Instructions to follow — Can you write out all of the material below, word for word?

┏━━

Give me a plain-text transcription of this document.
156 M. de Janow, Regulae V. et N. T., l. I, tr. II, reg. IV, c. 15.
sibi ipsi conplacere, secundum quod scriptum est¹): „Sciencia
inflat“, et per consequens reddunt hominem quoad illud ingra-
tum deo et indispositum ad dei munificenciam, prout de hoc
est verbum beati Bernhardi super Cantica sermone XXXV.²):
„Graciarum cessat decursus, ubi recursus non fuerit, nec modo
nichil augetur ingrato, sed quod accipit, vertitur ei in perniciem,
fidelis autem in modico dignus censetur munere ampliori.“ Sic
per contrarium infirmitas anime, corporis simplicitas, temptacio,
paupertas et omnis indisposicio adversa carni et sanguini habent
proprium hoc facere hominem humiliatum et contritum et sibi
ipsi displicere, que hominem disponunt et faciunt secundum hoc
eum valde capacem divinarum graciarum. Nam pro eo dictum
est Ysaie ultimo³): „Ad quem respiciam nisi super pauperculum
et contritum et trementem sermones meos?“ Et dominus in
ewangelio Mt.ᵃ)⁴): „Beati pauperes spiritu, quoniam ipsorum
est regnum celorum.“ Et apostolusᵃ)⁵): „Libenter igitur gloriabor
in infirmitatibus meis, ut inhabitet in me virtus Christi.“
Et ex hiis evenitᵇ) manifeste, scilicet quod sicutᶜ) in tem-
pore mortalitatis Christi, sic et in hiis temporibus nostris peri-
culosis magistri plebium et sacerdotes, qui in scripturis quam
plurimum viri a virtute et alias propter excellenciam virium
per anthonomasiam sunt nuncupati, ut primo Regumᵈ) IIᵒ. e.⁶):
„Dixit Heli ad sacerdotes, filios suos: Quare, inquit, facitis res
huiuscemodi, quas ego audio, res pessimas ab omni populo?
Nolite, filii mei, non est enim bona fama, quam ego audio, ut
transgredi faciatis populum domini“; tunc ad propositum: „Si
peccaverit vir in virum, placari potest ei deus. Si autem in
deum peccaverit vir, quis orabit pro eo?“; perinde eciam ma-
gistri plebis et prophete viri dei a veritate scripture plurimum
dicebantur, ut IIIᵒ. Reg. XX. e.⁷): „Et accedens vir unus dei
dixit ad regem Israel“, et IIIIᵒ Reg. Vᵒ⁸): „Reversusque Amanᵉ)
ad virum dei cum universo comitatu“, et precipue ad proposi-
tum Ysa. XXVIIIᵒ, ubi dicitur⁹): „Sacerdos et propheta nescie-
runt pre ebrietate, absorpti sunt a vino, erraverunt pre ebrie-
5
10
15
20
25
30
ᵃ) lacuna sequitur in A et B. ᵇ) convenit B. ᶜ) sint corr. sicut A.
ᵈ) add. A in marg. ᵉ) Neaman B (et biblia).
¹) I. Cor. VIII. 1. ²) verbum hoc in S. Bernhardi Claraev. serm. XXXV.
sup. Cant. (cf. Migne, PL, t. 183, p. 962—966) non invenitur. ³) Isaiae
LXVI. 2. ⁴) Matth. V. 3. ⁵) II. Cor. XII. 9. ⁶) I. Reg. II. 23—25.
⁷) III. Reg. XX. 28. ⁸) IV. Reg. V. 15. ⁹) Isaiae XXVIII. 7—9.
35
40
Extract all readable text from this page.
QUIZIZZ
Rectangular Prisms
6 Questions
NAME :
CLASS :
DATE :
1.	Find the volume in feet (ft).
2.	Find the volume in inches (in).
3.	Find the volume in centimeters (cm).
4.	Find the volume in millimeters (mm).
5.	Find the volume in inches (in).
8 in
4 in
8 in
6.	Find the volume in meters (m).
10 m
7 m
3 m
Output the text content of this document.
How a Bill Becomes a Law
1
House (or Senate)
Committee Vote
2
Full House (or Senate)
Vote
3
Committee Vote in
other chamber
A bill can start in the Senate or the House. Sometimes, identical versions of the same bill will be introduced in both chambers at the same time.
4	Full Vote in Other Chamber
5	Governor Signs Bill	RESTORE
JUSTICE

┗━━

Answer to this problem —
Give me a plain-text transcription of this document.
156 M. de Janow, Regulae V. et N. T., l. I, tr. II, reg. IV, c. 15.
sibi ipsi conplacere, secundum quod scriptum est¹): „Sciencia
inflat“, et per consequens reddunt hominem quoad illud ingra-
tum deo et indispositum ad dei munificenciam, prout de hoc
est verbum beati Bernhardi super Cantica sermone XXXV.²):
„Graciarum cessat decursus, ubi recursus non fuerit, nec modo
nichil augetur ingrato, sed quod accipit, vertitur ei in perniciem,
fidelis autem in modico dignus censetur munere ampliori.“ Sic
per contrarium infirmitas anime, corporis simplicitas, temptacio,
paupertas et omnis indisposicio adversa carni et sanguini habent
proprium hoc facere hominem humiliatum et contritum et sibi
ipsi displicere, que hominem disponunt et faciunt secundum hoc
eum valde capacem divinarum graciarum. Nam pro eo dictum
est Ysaie ultimo³): „Ad quem respiciam nisi super pauperculum
et contritum et trementem sermones meos?“ Et dominus in
ewangelio Mt.ᵃ)⁴): „Beati pauperes spiritu, quoniam ipsorum
est regnum celorum.“ Et apostolusᵃ)⁵): „Libenter igitur gloriabor
in infirmitatibus meis, ut inhabitet in me virtus Christi.“
Et ex hiis evenitᵇ) manifeste, scilicet quod sicutᶜ) in tem-
pore mortalitatis Christi, sic et in hiis temporibus nostris peri-
culosis magistri plebium et sacerdotes, qui in scripturis quam
plurimum viri a virtute et alias propter excellenciam virium
per anthonomasiam sunt nuncupati, ut primo Regumᵈ) IIᵒ. e.⁶):
„Dixit Heli ad sacerdotes, filios suos: Quare, inquit, facitis res
huiuscemodi, quas ego audio, res pessimas ab omni populo?
Nolite, filii mei, non est enim bona fama, quam ego audio, ut
transgredi faciatis populum domini“; tunc ad propositum: „Si
peccaverit vir in virum, placari potest ei deus. Si autem in
deum peccaverit vir, quis orabit pro eo?“; perinde eciam ma-
gistri plebis et prophete viri dei a veritate scripture plurimum
dicebantur, ut IIIᵒ. Reg. XX. e.⁷): „Et accedens vir unus dei
dixit ad regem Israel“, et IIIIᵒ Reg. Vᵒ⁸): „Reversusque Amanᵉ)
ad virum dei cum universo comitatu“, et precipue ad proposi-
tum Ysa. XXVIIIᵒ, ubi dicitur⁹): „Sacerdos et propheta nescie-
runt pre ebrietate, absorpti sunt a vino, erraverunt pre ebrie-
5
10
15
20
25
30
ᵃ) lacuna sequitur in A et B. ᵇ) convenit B. ᶜ) sint corr. sicut A.
ᵈ) add. A in marg. ᵉ) Neaman B (et biblia).
¹) I. Cor. VIII. 1. ²) verbum hoc in S. Bernhardi Claraev. serm. XXXV.
sup. Cant. (cf. Migne, PL, t. 183, p. 962—966) non invenitur. ³) Isaiae
LXVI. 2. ⁴) Matth. V. 3. ⁵) II. Cor. XII. 9. ⁶) I. Reg. II. 23—25.
⁷) III. Reg. XX. 28. ⁸) IV. Reg. V. 15. ⁹) Isaiae XXVIII. 7—9.
35
40
Extract all readable text from this page.
QUIZIZZ
Rectangular Prisms
6 Questions
NAME :
CLASS :
DATE :
1.	Find the volume in feet (ft).
2.	Find the volume in inches (in).
3.	Find the volume in centimeters (cm).
4.	Find the volume in millimeters (mm).
5.	Find the volume in inches (in).
8 in
4 in
8 in
6.	Find the volume in meters (m).
10 m
7 m
3 m
Output the text content of this document.
How a Bill Becomes a Law
1
House (or Senate)
Committee Vote
2
Full House (or Senate)
Vote
3
Committee Vote in
other chamber
A bill can start in the Senate or the House. Sometimes, identical versions of the same bill will be introduced in both chambers at the same time.
4	Full Vote in Other Chamber
5	Governor Signs Bill	RESTORE
JUSTICE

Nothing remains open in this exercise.